--- Given records ---

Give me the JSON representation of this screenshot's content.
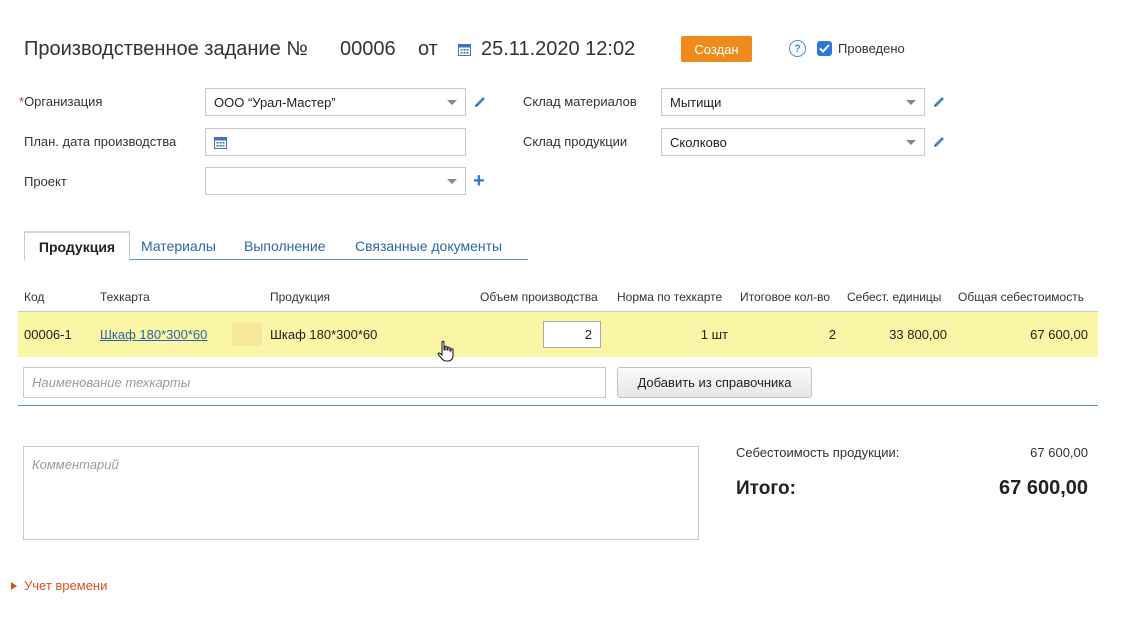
{
  "header": {
    "title": "Производственное задание №",
    "number": "00006",
    "date_prefix": "от",
    "date": "25.11.2020 12:02",
    "status": "Создан",
    "help_glyph": "?",
    "posted_label": "Проведено",
    "posted_checked": true
  },
  "form": {
    "organization": {
      "label": "Организация",
      "required_mark": "*",
      "value": "ООО “Урал-Мастер”"
    },
    "plan_date": {
      "label": "План. дата производства",
      "value": ""
    },
    "project": {
      "label": "Проект",
      "value": "",
      "add_glyph": "+"
    },
    "materials_warehouse": {
      "label": "Склад материалов",
      "value": "Мытищи"
    },
    "products_warehouse": {
      "label": "Склад продукции",
      "value": "Сколково"
    }
  },
  "tabs": [
    {
      "label": "Продукция",
      "active": true
    },
    {
      "label": "Материалы",
      "active": false
    },
    {
      "label": "Выполнение",
      "active": false
    },
    {
      "label": "Связанные документы",
      "active": false
    }
  ],
  "table": {
    "columns": [
      "Код",
      "Техкарта",
      "Продукция",
      "Объем производства",
      "Норма по техкарте",
      "Итоговое кол-во",
      "Себест. единицы",
      "Общая себестоимость"
    ],
    "rows": [
      {
        "code": "00006-1",
        "techcard": "Шкаф 180*300*60",
        "product": "Шкаф 180*300*60",
        "volume": "2",
        "norm": "1 шт",
        "total_qty": "2",
        "unit_cost": "33 800,00",
        "total_cost": "67 600,00"
      }
    ],
    "search_placeholder": "Наименование техкарты",
    "add_button": "Добавить из справочника"
  },
  "comment_placeholder": "Комментарий",
  "summary": {
    "cost_label": "Себестоимость продукции:",
    "cost_value": "67 600,00",
    "total_label": "Итого:",
    "total_value": "67 600,00"
  },
  "time_section": {
    "label": "Учет времени"
  },
  "colors": {
    "status_badge": "#ef8a1c",
    "row_highlight": "#fbf6a6",
    "link": "#2b67a8",
    "accent": "#2d78d6",
    "time_toggle": "#d9531e"
  }
}
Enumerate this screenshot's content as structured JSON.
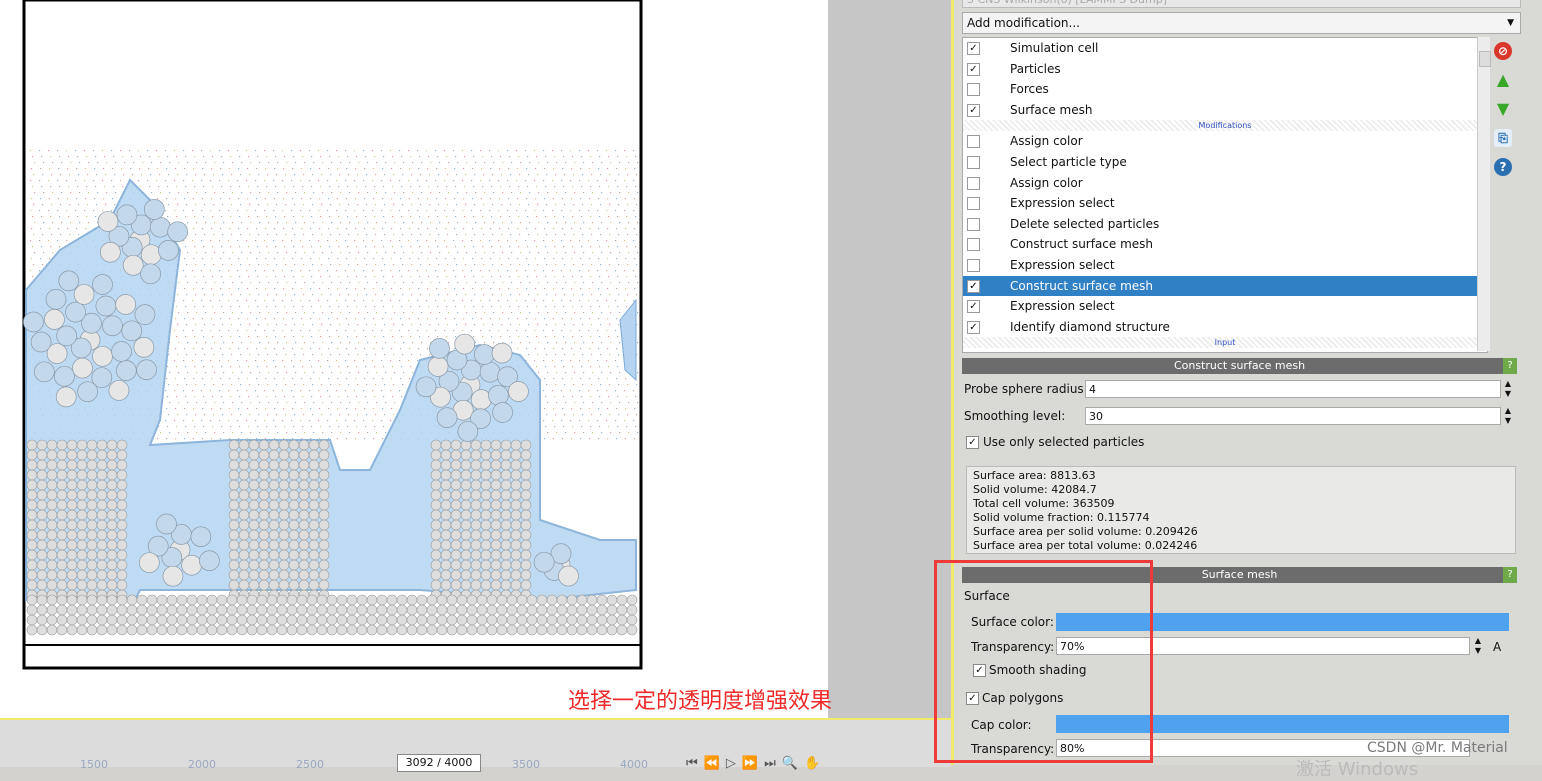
{
  "source_field": "3 CNS Wilkinson(o) [LAMMPS Dump]",
  "add_modification": "Add modification...",
  "pipeline": {
    "data_items": [
      {
        "label": "Simulation cell",
        "checked": true
      },
      {
        "label": "Particles",
        "checked": true
      },
      {
        "label": "Forces",
        "checked": false
      },
      {
        "label": "Surface mesh",
        "checked": true
      }
    ],
    "modifications_header": "Modifications",
    "modifications": [
      {
        "label": "Assign color",
        "checked": false
      },
      {
        "label": "Select particle type",
        "checked": false
      },
      {
        "label": "Assign color",
        "checked": false
      },
      {
        "label": "Expression select",
        "checked": false
      },
      {
        "label": "Delete selected particles",
        "checked": false
      },
      {
        "label": "Construct surface mesh",
        "checked": false
      },
      {
        "label": "Expression select",
        "checked": false
      },
      {
        "label": "Construct surface mesh",
        "checked": true,
        "selected": true
      },
      {
        "label": "Expression select",
        "checked": true
      },
      {
        "label": "Identify diamond structure",
        "checked": true
      }
    ],
    "input_header": "Input"
  },
  "csm_panel": {
    "title": "Construct surface mesh",
    "help": "?",
    "probe_label": "Probe sphere radius:",
    "probe_value": "4",
    "smooth_label": "Smoothing level:",
    "smooth_value": "30",
    "only_selected_label": "Use only selected particles",
    "info": [
      "Surface area: 8813.63",
      "Solid volume: 42084.7",
      "Total cell volume: 363509",
      "Solid volume fraction: 0.115774",
      "Surface area per solid volume: 0.209426",
      "Surface area per total volume: 0.024246"
    ]
  },
  "sm_panel": {
    "title": "Surface mesh",
    "help": "?",
    "surface_group": "Surface",
    "surface_color_label": "Surface color:",
    "transparency_label": "Transparency:",
    "surface_transparency": "70%",
    "anim_a": "A",
    "smooth_shading_label": "Smooth shading",
    "cap_polygons_label": "Cap polygons",
    "cap_color_label": "Cap color:",
    "cap_transparency_label": "Transparency:",
    "cap_transparency": "80%",
    "surface_color": "#4ea2ee"
  },
  "timeline": {
    "ticks": [
      "1500",
      "2000",
      "2500",
      "3500",
      "4000"
    ],
    "frame": "3092 / 4000"
  },
  "annotation": "选择一定的透明度增强效果",
  "watermark": "CSDN @Mr. Material",
  "watermark_bg": "激活 Windows"
}
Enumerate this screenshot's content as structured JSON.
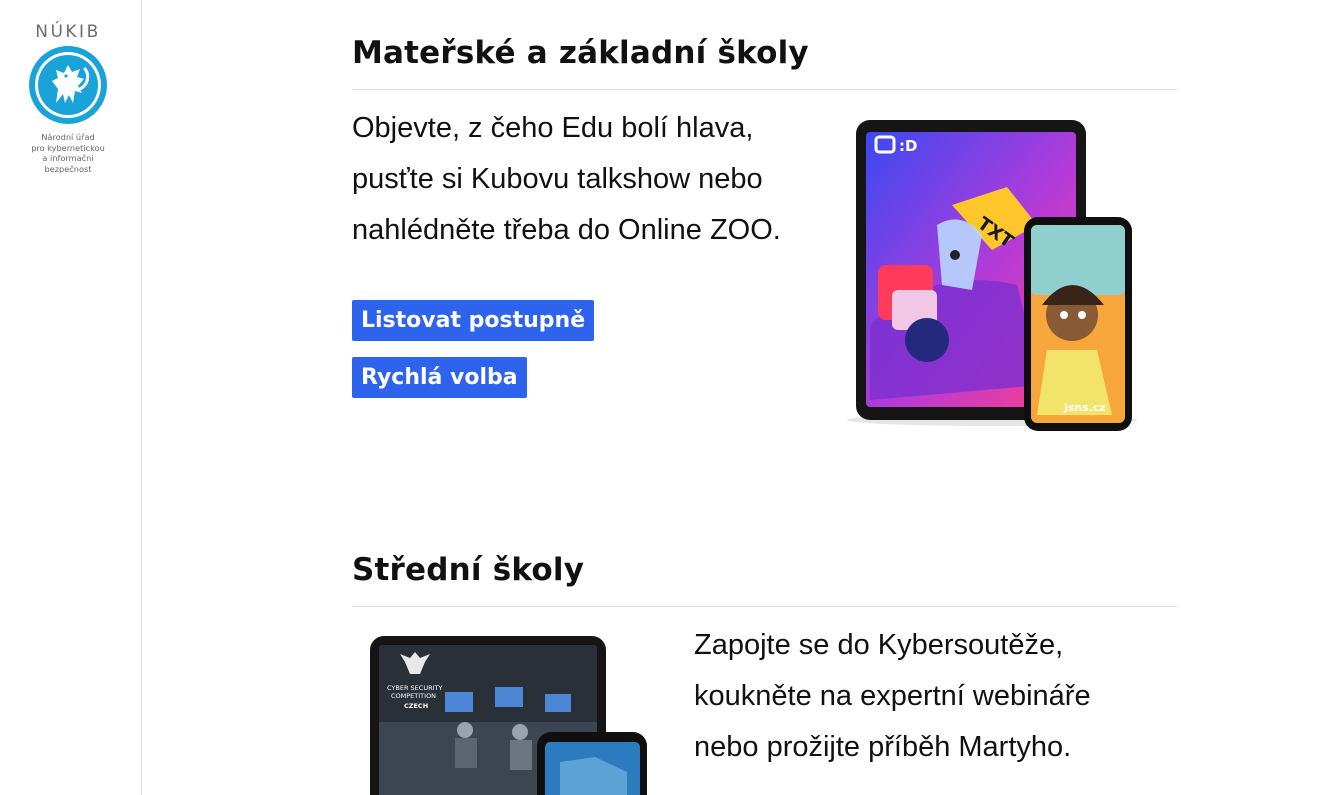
{
  "brand": {
    "wordmark": "NÚKIB",
    "subtitle_lines": [
      "Národní úřad",
      "pro kybernetickou",
      "a informační",
      "bezpečnost"
    ],
    "accent_color": "#1aa3d9"
  },
  "sections": [
    {
      "title": "Mateřské a základní školy",
      "lead_lines": [
        "Objevte, z čeho Edu bolí hlava,",
        "pusťte si Kubovu talkshow nebo",
        "nahlédněte třeba do Online ZOO."
      ],
      "buttons": [
        "Listovat postupně",
        "Rychlá volba"
      ],
      "image": {
        "tablet_badge": "◘:D",
        "sticker": "TXT",
        "phone_caption": "jsns.cz"
      }
    },
    {
      "title": "Střední školy",
      "lead_lines": [
        "Zapojte se do Kybersoutěže,",
        "koukněte na expertní webináře",
        "nebo prožijte příběh Martyho."
      ],
      "image": {
        "logo_lines": [
          "CYBER SECURITY",
          "COMPETITION",
          "CZECH"
        ]
      }
    }
  ],
  "colors": {
    "button_bg": "#2e63ee",
    "button_text": "#ffffff"
  }
}
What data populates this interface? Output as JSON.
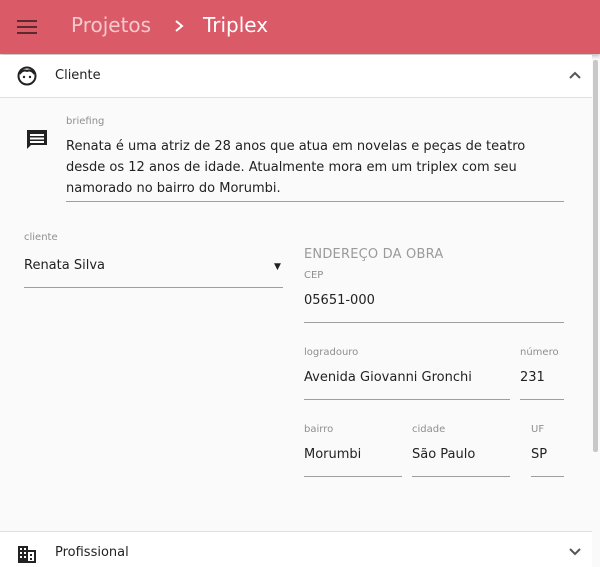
{
  "header": {
    "breadcrumb_parent": "Projetos",
    "breadcrumb_current": "Triplex",
    "color": "#db5a68"
  },
  "panels": {
    "cliente": {
      "title": "Cliente",
      "icon": "face-icon",
      "state": "expanded"
    },
    "profissional": {
      "title": "Profissional",
      "icon": "business-icon",
      "state": "collapsed"
    }
  },
  "briefing": {
    "label": "briefing",
    "text": "Renata é uma atriz de 28 anos que atua em novelas e peças de teatro desde os 12 anos de idade. Atualmente mora em um triplex com seu namorado no bairro do Morumbi."
  },
  "cliente": {
    "label": "cliente",
    "value": "Renata Silva",
    "arrow": "▼"
  },
  "endereco": {
    "section_title": "ENDEREÇO DA OBRA",
    "cep": {
      "label": "CEP",
      "value": "05651-000"
    },
    "logradouro": {
      "label": "logradouro",
      "value": "Avenida Giovanni Gronchi"
    },
    "numero": {
      "label": "número",
      "value": "231"
    },
    "bairro": {
      "label": "bairro",
      "value": "Morumbi"
    },
    "cidade": {
      "label": "cidade",
      "value": "São Paulo"
    },
    "uf": {
      "label": "UF",
      "value": "SP"
    }
  }
}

---

_Required task_
Check each line of the records for "Шкаф" and copy the ones that contain it.

_Response for this exercise_
        "techcard": "Шкаф 180*300*60",
        "product": "Шкаф 180*300*60",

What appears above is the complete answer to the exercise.